== GIVEN TASK ==
Reproduce this listing in full.

== EXTRACTED ENTRIES ==
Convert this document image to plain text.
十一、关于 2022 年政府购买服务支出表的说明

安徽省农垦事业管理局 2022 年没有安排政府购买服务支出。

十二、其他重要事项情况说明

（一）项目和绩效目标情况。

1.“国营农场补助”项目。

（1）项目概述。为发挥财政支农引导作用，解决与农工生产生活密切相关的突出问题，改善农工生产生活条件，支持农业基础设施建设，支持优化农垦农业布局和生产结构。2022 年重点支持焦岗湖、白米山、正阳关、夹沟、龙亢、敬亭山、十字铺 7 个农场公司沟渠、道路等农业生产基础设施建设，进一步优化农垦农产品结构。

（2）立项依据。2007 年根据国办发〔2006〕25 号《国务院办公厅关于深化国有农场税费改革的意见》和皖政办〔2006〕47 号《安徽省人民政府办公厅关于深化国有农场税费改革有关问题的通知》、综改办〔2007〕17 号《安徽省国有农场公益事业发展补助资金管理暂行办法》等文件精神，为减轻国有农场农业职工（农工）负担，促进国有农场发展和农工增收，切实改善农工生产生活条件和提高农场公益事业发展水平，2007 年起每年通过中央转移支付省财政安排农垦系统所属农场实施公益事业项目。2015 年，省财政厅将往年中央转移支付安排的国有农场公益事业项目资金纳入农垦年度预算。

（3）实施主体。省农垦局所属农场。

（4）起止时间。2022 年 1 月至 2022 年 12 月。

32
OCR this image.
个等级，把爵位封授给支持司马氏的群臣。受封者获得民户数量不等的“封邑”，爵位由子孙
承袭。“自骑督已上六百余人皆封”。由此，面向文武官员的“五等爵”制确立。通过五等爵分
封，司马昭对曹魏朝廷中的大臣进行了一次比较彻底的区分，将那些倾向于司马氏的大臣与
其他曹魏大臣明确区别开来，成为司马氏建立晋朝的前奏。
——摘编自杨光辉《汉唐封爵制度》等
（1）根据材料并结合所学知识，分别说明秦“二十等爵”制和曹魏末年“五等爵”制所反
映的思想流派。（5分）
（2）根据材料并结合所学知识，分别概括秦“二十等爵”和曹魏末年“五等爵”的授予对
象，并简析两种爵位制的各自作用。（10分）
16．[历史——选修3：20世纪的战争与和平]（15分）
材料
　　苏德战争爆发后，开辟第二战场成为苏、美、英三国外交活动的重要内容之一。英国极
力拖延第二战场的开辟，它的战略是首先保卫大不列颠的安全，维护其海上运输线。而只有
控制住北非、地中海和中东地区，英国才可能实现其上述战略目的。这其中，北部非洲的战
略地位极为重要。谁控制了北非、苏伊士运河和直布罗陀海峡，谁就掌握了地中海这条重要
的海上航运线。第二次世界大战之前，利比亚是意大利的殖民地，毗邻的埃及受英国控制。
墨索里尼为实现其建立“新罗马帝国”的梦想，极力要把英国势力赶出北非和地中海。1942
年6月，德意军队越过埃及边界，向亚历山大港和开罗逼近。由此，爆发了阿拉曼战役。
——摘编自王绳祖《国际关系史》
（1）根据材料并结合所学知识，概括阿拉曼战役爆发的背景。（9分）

== EXERCISE OUTPUT ==
Convert this document image to plain text.
十一、关于 2022 年政府购买服务支出表的说明

安徽省农垦事业管理局 2022 年没有安排政府购买服务支出。

十二、其他重要事项情况说明

（一）项目和绩效目标情况。

1.“国营农场补助”项目。

（1）项目概述。为发挥财政支农引导作用，解决与农工生产生活密切相关的突出问题，改善农工生产生活条件，支持农业基础设施建设，支持优化农垦农业布局和生产结构。2022 年重点支持焦岗湖、白米山、正阳关、夹沟、龙亢、敬亭山、十字铺 7 个农场公司沟渠、道路等农业生产基础设施建设，进一步优化农垦农产品结构。

（2）立项依据。2007 年根据国办发〔2006〕25 号《国务院办公厅关于深化国有农场税费改革的意见》和皖政办〔2006〕47 号《安徽省人民政府办公厅关于深化国有农场税费改革有关问题的通知》、综改办〔2007〕17 号《安徽省国有农场公益事业发展补助资金管理暂行办法》等文件精神，为减轻国有农场农业职工（农工）负担，促进国有农场发展和农工增收，切实改善农工生产生活条件和提高农场公益事业发展水平，2007 年起每年通过中央转移支付省财政安排农垦系统所属农场实施公益事业项目。2015 年，省财政厅将往年中央转移支付安排的国有农场公益事业项目资金纳入农垦年度预算。

（3）实施主体。省农垦局所属农场。

（4）起止时间。2022 年 1 月至 2022 年 12 月。

32
OCR this image.
个等级，把爵位封授给支持司马氏的群臣。受封者获得民户数量不等的“封邑”，爵位由子孙
承袭。“自骑督已上六百余人皆封”。由此，面向文武官员的“五等爵”制确立。通过五等爵分
封，司马昭对曹魏朝廷中的大臣进行了一次比较彻底的区分，将那些倾向于司马氏的大臣与
其他曹魏大臣明确区别开来，成为司马氏建立晋朝的前奏。
——摘编自杨光辉《汉唐封爵制度》等
（1）根据材料并结合所学知识，分别说明秦“二十等爵”制和曹魏末年“五等爵”制所反
映的思想流派。（5分）
（2）根据材料并结合所学知识，分别概括秦“二十等爵”和曹魏末年“五等爵”的授予对
象，并简析两种爵位制的各自作用。（10分）
16．[历史——选修3：20世纪的战争与和平]（15分）
材料
　　苏德战争爆发后，开辟第二战场成为苏、美、英三国外交活动的重要内容之一。英国极
力拖延第二战场的开辟，它的战略是首先保卫大不列颠的安全，维护其海上运输线。而只有
控制住北非、地中海和中东地区，英国才可能实现其上述战略目的。这其中，北部非洲的战
略地位极为重要。谁控制了北非、苏伊士运河和直布罗陀海峡，谁就掌握了地中海这条重要
的海上航运线。第二次世界大战之前，利比亚是意大利的殖民地，毗邻的埃及受英国控制。
墨索里尼为实现其建立“新罗马帝国”的梦想，极力要把英国势力赶出北非和地中海。1942
年6月，德意军队越过埃及边界，向亚历山大港和开罗逼近。由此，爆发了阿拉曼战役。
——摘编自王绳祖《国际关系史》
（1）根据材料并结合所学知识，概括阿拉曼战役爆发的背景。（9分）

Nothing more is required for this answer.